## Begin Input material

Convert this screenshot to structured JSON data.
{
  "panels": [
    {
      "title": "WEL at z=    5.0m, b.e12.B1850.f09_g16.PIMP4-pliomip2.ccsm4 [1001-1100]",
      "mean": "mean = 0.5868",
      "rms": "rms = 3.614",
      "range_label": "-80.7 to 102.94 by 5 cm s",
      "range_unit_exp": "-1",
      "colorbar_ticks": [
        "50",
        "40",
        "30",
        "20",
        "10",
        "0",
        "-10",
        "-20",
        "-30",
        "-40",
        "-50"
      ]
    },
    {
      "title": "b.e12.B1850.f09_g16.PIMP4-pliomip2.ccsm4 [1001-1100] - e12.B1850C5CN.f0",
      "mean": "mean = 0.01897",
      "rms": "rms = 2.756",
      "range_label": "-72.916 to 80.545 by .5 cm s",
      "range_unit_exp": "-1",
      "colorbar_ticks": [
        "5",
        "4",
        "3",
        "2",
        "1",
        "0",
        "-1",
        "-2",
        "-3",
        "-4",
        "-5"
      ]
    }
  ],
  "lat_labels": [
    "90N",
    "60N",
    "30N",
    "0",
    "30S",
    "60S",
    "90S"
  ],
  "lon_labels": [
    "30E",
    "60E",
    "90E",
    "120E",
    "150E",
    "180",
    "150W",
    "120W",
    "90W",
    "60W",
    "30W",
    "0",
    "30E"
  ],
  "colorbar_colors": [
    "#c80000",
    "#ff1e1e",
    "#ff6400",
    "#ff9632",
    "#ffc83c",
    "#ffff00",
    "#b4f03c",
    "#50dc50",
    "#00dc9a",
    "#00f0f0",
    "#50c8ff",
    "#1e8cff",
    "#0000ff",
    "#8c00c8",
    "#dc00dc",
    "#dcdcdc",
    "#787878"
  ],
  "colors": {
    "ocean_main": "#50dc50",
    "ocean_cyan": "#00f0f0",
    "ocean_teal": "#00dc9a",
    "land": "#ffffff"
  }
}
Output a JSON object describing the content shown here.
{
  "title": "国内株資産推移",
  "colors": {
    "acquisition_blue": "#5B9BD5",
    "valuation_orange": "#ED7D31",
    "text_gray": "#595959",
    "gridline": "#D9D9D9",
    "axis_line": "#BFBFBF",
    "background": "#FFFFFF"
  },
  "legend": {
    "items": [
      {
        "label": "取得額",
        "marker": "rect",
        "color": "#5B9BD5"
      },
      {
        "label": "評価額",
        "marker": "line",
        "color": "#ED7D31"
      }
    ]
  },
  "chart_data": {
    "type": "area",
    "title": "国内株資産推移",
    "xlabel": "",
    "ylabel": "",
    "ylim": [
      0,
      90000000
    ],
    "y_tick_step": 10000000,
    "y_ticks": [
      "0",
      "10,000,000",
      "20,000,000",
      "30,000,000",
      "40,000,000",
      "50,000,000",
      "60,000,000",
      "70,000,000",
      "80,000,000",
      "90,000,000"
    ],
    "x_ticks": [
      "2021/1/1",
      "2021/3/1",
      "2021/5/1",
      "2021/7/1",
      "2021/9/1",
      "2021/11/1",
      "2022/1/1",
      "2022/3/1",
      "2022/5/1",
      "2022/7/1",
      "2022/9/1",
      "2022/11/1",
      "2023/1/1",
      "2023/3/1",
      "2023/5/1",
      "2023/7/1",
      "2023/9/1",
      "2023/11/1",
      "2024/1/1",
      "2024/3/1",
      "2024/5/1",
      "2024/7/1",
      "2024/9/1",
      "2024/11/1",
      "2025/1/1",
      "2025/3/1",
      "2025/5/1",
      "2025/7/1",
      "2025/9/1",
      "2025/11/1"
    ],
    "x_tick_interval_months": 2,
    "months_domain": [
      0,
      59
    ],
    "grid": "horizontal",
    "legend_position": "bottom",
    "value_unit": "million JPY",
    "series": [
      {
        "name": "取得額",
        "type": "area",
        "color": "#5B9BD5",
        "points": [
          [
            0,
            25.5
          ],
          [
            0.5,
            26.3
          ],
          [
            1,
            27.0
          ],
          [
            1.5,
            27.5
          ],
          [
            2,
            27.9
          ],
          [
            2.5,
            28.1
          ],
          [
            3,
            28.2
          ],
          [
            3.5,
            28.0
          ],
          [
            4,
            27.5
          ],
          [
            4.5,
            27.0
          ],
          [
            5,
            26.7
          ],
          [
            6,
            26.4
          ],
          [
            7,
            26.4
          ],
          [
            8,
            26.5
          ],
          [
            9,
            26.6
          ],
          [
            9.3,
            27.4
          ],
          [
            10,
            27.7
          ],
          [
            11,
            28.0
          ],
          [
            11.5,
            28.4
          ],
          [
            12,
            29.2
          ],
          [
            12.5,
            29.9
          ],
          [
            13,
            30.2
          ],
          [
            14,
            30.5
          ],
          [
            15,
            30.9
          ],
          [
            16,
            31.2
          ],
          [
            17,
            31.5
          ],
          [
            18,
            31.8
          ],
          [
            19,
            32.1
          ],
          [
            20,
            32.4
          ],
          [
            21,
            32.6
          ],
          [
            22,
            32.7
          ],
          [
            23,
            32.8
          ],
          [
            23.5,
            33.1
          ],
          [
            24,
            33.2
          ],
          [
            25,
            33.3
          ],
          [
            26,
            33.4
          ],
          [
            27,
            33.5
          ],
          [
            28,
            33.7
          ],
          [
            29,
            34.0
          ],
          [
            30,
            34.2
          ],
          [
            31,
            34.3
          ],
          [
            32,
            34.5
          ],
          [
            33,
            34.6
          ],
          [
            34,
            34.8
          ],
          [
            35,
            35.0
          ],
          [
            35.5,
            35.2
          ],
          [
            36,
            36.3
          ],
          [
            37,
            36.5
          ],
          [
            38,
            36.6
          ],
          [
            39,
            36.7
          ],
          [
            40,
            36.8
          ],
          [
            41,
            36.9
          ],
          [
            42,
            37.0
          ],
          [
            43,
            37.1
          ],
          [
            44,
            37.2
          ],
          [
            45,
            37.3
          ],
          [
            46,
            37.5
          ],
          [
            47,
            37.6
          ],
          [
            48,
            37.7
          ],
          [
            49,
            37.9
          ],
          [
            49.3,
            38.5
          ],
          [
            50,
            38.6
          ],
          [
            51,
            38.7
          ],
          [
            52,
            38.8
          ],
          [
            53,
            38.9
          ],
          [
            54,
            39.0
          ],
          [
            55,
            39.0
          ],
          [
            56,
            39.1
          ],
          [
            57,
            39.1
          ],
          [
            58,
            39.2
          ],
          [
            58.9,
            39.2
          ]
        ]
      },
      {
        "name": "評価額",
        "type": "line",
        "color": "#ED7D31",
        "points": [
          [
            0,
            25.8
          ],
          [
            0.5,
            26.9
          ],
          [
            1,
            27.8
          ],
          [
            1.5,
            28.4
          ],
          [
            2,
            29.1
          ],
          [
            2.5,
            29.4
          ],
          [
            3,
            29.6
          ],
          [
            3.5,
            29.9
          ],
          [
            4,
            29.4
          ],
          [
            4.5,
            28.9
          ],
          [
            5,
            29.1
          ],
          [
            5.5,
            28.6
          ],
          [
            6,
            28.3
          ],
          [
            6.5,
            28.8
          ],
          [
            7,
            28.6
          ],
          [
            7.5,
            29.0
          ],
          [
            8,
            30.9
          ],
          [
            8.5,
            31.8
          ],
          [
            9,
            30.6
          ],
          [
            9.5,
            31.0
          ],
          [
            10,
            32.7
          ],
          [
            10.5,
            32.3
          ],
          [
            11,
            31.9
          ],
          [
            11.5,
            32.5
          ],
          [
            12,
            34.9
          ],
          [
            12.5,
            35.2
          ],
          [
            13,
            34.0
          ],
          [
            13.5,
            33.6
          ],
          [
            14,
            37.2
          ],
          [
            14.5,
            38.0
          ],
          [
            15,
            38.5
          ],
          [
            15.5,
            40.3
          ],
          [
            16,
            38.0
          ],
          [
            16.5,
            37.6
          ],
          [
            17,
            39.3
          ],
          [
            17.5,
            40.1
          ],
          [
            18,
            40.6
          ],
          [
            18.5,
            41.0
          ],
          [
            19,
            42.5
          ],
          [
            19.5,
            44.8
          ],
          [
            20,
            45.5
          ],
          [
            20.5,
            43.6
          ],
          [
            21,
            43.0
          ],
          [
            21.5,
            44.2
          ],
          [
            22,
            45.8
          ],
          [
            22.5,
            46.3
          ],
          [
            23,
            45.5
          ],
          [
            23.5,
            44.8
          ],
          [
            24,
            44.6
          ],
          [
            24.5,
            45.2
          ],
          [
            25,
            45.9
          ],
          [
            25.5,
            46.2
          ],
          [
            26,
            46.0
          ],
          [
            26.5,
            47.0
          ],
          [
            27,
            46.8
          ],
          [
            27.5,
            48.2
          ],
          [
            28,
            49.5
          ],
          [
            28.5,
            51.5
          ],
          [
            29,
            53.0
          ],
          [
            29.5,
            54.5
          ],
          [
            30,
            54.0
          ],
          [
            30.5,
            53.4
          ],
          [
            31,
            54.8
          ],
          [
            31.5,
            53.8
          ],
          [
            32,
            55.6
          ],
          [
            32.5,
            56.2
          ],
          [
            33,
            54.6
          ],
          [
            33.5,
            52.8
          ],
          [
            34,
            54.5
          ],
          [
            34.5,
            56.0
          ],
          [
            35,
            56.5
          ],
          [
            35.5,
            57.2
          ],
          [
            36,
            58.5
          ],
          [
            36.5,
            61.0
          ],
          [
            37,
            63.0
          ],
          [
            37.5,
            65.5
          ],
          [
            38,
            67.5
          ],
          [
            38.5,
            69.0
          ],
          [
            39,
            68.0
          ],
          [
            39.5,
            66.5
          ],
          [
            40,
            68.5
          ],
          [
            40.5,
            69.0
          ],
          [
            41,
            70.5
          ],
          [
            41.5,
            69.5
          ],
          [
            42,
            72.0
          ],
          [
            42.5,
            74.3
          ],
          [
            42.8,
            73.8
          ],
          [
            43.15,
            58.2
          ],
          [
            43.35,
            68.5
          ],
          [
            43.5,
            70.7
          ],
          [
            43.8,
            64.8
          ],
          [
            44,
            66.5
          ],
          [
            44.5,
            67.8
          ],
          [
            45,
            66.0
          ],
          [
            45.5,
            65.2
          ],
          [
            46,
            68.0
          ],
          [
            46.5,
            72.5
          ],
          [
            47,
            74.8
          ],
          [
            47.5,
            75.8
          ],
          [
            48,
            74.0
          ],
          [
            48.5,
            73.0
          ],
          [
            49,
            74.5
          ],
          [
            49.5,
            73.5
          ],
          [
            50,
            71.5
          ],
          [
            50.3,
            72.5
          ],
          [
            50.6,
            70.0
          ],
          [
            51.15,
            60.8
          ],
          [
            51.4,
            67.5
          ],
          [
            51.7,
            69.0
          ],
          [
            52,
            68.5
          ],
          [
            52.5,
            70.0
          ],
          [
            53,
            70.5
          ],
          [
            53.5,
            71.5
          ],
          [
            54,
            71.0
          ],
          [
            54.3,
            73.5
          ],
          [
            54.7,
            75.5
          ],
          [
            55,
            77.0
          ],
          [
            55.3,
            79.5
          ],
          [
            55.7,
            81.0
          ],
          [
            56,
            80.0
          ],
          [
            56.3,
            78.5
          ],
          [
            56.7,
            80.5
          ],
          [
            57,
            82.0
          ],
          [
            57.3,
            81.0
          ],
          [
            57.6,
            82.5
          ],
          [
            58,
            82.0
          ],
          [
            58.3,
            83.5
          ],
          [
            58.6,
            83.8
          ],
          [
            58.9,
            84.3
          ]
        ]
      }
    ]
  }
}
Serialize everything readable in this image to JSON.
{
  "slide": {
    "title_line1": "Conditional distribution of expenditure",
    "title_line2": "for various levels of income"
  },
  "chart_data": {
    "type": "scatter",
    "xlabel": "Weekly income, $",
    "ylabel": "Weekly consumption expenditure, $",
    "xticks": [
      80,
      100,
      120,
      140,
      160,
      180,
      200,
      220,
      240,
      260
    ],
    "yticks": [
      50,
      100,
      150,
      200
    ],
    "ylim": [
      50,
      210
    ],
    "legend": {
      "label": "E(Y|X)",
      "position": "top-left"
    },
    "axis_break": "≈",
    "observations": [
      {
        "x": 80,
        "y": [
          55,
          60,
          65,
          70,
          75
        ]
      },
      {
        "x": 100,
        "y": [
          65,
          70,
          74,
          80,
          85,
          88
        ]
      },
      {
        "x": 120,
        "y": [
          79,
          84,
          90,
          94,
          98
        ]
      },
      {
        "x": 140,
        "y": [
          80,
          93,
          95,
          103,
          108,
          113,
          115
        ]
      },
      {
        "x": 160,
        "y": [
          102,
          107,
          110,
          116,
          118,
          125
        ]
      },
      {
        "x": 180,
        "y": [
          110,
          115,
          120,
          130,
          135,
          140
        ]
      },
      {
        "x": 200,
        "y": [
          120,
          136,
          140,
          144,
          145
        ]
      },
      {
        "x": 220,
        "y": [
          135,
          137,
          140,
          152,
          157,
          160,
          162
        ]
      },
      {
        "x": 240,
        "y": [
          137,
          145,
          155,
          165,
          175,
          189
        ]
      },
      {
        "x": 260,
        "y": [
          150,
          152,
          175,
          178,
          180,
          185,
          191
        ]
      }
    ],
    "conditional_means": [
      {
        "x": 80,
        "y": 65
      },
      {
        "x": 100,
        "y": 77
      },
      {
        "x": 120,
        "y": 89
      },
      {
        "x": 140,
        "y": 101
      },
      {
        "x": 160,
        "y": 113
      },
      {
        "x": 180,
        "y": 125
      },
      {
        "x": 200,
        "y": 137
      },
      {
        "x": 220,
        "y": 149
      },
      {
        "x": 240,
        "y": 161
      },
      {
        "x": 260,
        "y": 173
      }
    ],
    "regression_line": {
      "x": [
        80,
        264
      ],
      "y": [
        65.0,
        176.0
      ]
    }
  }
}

## End Input material

■ Exercise goal ■
Identify the lines of the data that contain the word "this". Copy each of them.

■ Worked answer ■
Convert this screenshot to structured JSON data.
Serialize everything readable in this image to JSON.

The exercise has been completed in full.